Problem requirements: Find the lines below that contain the word "been" and count them. Only the number should be given.

* * *

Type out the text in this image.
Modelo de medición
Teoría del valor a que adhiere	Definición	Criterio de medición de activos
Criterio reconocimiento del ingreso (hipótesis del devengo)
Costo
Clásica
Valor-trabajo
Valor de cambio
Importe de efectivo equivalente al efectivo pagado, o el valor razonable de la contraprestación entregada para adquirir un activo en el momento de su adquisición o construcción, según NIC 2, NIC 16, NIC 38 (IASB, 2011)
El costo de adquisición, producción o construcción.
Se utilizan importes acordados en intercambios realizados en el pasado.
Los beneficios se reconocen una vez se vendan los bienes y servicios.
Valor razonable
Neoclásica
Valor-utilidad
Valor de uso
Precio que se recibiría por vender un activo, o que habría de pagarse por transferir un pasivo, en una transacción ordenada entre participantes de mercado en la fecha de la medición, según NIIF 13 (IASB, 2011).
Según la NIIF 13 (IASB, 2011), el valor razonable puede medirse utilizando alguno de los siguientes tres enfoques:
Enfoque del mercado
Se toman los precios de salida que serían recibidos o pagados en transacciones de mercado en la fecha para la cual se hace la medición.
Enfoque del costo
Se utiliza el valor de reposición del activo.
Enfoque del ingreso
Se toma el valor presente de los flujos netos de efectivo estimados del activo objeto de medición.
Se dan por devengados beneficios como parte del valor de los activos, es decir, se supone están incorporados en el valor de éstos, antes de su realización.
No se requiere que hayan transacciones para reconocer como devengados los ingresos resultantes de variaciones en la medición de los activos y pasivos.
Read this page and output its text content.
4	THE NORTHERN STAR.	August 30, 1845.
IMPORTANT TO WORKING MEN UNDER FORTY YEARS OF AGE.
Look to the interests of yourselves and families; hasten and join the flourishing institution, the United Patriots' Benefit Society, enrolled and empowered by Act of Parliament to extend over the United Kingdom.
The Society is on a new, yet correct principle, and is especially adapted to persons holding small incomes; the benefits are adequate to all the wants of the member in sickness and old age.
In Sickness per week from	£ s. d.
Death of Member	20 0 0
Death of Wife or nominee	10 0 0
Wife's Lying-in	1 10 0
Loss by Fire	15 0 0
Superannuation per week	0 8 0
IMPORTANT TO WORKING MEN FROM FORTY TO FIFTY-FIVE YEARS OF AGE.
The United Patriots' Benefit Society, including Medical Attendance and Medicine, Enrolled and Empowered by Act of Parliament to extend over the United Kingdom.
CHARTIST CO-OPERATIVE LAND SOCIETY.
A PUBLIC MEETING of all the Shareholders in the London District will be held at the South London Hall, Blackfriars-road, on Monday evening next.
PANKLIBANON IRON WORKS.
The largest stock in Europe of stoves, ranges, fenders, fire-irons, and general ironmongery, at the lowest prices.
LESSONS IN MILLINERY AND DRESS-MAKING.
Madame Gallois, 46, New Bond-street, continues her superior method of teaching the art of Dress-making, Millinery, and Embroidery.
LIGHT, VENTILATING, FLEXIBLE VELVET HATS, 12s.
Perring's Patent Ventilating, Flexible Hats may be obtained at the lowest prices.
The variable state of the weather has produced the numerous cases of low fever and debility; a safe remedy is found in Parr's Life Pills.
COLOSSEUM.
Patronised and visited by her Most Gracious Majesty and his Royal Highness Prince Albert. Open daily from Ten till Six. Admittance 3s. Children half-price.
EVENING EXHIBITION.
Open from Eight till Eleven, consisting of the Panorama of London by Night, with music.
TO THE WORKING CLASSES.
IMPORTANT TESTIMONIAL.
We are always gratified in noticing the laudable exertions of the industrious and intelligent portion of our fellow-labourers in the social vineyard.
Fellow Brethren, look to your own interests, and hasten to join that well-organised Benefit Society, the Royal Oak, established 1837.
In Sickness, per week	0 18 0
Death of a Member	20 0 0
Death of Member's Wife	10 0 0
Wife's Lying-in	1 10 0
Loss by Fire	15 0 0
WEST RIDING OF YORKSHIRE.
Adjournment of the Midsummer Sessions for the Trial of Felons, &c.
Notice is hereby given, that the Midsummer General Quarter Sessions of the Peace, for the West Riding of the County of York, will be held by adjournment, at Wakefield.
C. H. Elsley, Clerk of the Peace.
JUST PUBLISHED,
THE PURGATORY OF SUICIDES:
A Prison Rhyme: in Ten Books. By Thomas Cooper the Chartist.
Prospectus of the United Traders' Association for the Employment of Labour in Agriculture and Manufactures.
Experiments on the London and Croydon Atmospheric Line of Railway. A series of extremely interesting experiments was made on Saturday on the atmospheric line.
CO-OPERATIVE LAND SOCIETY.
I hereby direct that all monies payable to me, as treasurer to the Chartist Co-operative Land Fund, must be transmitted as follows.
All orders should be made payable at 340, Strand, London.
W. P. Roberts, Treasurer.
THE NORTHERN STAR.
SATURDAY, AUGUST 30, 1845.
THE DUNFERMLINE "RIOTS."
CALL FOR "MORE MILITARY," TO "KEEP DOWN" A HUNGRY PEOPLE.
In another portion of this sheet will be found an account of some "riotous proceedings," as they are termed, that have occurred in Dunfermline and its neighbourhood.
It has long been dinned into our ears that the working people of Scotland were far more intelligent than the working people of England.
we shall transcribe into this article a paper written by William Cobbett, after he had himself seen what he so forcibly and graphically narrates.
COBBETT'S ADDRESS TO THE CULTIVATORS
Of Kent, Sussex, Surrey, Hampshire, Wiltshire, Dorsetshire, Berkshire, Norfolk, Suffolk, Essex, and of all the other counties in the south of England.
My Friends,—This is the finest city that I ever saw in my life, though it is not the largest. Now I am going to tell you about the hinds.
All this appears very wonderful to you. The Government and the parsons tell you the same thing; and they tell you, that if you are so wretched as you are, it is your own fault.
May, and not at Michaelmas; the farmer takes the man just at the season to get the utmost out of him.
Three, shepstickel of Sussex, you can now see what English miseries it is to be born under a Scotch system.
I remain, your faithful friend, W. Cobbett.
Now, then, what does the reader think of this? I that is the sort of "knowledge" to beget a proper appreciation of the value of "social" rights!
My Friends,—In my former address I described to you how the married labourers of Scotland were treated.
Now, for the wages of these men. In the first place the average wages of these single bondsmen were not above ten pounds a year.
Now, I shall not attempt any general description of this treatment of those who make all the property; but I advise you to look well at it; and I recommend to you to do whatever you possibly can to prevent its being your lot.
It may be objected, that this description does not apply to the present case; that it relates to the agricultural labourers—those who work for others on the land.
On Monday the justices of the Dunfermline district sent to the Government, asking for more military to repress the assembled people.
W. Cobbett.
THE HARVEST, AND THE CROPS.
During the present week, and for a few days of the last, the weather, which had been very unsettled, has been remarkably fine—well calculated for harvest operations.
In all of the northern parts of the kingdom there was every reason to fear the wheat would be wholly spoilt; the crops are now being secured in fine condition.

* * *

Task result: 2